Stored data:
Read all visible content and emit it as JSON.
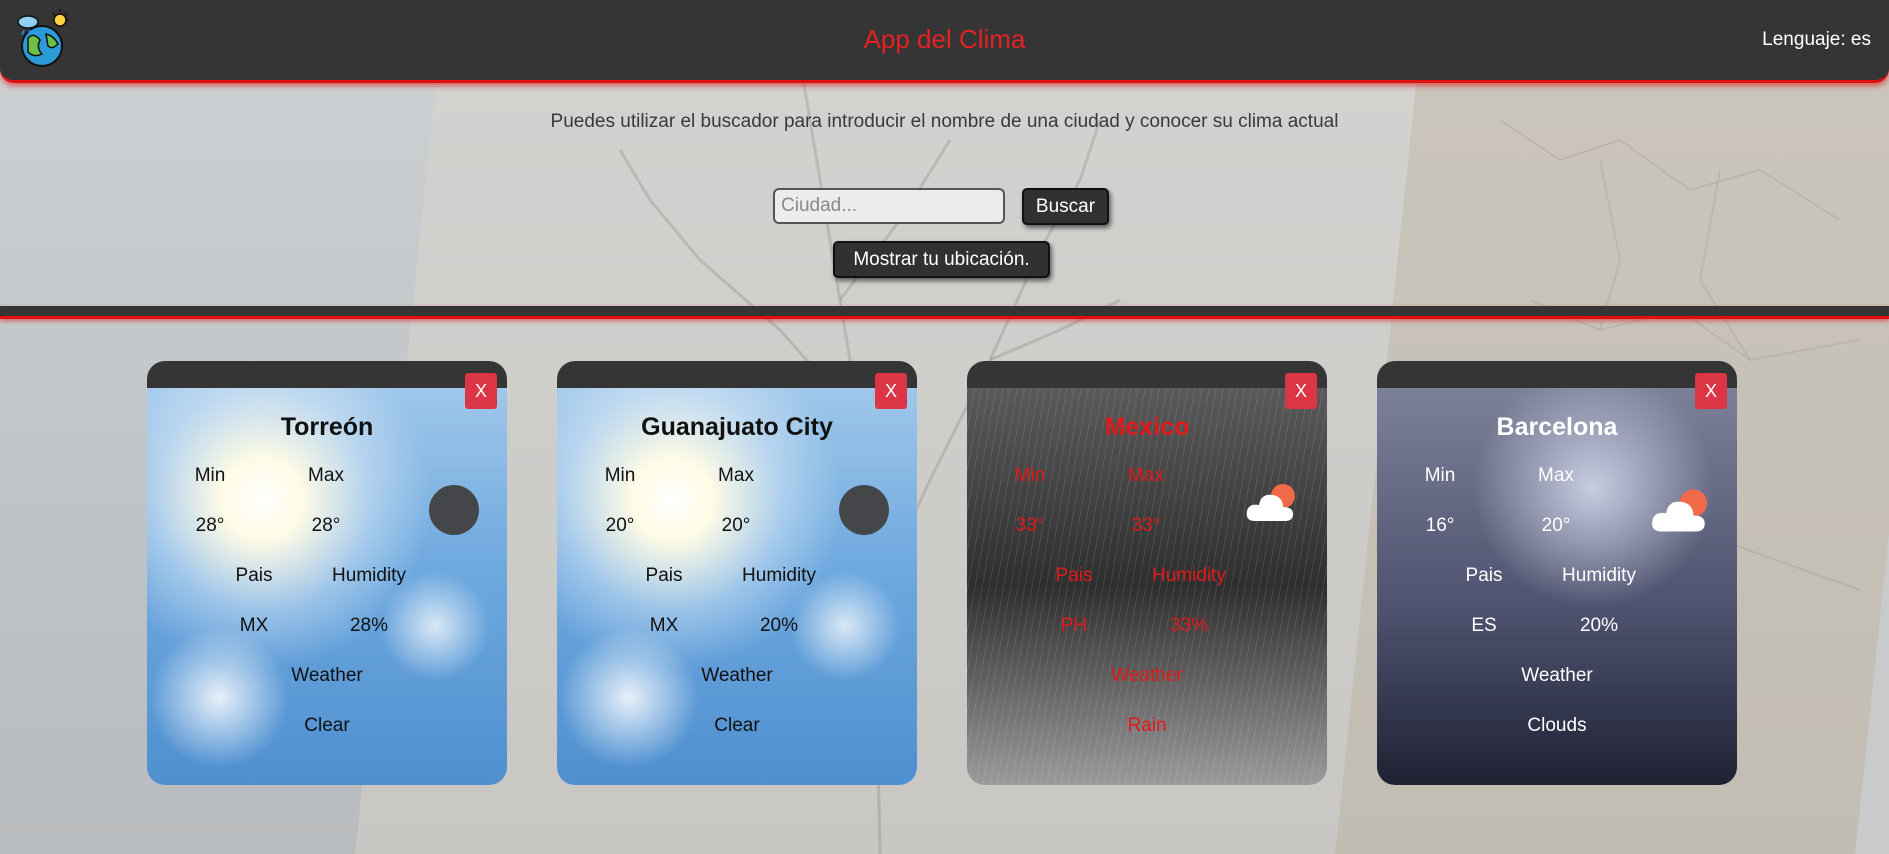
{
  "header": {
    "title": "App del Clima",
    "language_label": "Lenguaje:",
    "language_value": "es"
  },
  "intro_text": "Puedes utilizar el buscador para introducir el nombre de una ciudad y conocer su clima actual",
  "search": {
    "placeholder": "Ciudad...",
    "value": "",
    "button_label": "Buscar",
    "location_button_label": "Mostrar tu ubicación."
  },
  "cards": [
    {
      "city": "Torreón",
      "close_label": "X",
      "min_label": "Min",
      "max_label": "Max",
      "min_value": "28°",
      "max_value": "28°",
      "country_label": "Pais",
      "humidity_label": "Humidity",
      "country_value": "MX",
      "humidity_value": "28%",
      "weather_label": "Weather",
      "weather_value": "Clear",
      "icon": "clear-icon",
      "background": "sunny"
    },
    {
      "city": "Guanajuato City",
      "close_label": "X",
      "min_label": "Min",
      "max_label": "Max",
      "min_value": "20°",
      "max_value": "20°",
      "country_label": "Pais",
      "humidity_label": "Humidity",
      "country_value": "MX",
      "humidity_value": "20%",
      "weather_label": "Weather",
      "weather_value": "Clear",
      "icon": "clear-icon",
      "background": "sunny"
    },
    {
      "city": "Mexico",
      "close_label": "X",
      "min_label": "Min",
      "max_label": "Max",
      "min_value": "33°",
      "max_value": "33°",
      "country_label": "Pais",
      "humidity_label": "Humidity",
      "country_value": "PH",
      "humidity_value": "33%",
      "weather_label": "Weather",
      "weather_value": "Rain",
      "icon": "partly-cloudy-icon",
      "background": "rain"
    },
    {
      "city": "Barcelona",
      "close_label": "X",
      "min_label": "Min",
      "max_label": "Max",
      "min_value": "16°",
      "max_value": "20°",
      "country_label": "Pais",
      "humidity_label": "Humidity",
      "country_value": "ES",
      "humidity_value": "20%",
      "weather_label": "Weather",
      "weather_value": "Clouds",
      "icon": "partly-cloudy-icon",
      "background": "storm"
    }
  ],
  "colors": {
    "header_bg": "#353535",
    "accent_red": "#e01010",
    "title_red": "#e52222",
    "close_button": "#dc3545",
    "button_dark": "#2f3133"
  }
}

• GIVEN EXERCISE
Leave out the pictures and transcribe the entries above exactly.

• CORRECT RESPONSE
Read all visible content and emit it as JSON.
{
  "header": {
    "title": "App del Clima",
    "language_label": "Lenguaje:",
    "language_value": "es"
  },
  "intro_text": "Puedes utilizar el buscador para introducir el nombre de una ciudad y conocer su clima actual",
  "search": {
    "placeholder": "Ciudad...",
    "value": "",
    "button_label": "Buscar",
    "location_button_label": "Mostrar tu ubicación."
  },
  "cards": [
    {
      "city": "Torreón",
      "close_label": "X",
      "min_label": "Min",
      "max_label": "Max",
      "min_value": "28°",
      "max_value": "28°",
      "country_label": "Pais",
      "humidity_label": "Humidity",
      "country_value": "MX",
      "humidity_value": "28%",
      "weather_label": "Weather",
      "weather_value": "Clear",
      "icon": "clear-icon",
      "background": "sunny"
    },
    {
      "city": "Guanajuato City",
      "close_label": "X",
      "min_label": "Min",
      "max_label": "Max",
      "min_value": "20°",
      "max_value": "20°",
      "country_label": "Pais",
      "humidity_label": "Humidity",
      "country_value": "MX",
      "humidity_value": "20%",
      "weather_label": "Weather",
      "weather_value": "Clear",
      "icon": "clear-icon",
      "background": "sunny"
    },
    {
      "city": "Mexico",
      "close_label": "X",
      "min_label": "Min",
      "max_label": "Max",
      "min_value": "33°",
      "max_value": "33°",
      "country_label": "Pais",
      "humidity_label": "Humidity",
      "country_value": "PH",
      "humidity_value": "33%",
      "weather_label": "Weather",
      "weather_value": "Rain",
      "icon": "partly-cloudy-icon",
      "background": "rain"
    },
    {
      "city": "Barcelona",
      "close_label": "X",
      "min_label": "Min",
      "max_label": "Max",
      "min_value": "16°",
      "max_value": "20°",
      "country_label": "Pais",
      "humidity_label": "Humidity",
      "country_value": "ES",
      "humidity_value": "20%",
      "weather_label": "Weather",
      "weather_value": "Clouds",
      "icon": "partly-cloudy-icon",
      "background": "storm"
    }
  ],
  "colors": {
    "header_bg": "#353535",
    "accent_red": "#e01010",
    "title_red": "#e52222",
    "close_button": "#dc3545",
    "button_dark": "#2f3133"
  }
}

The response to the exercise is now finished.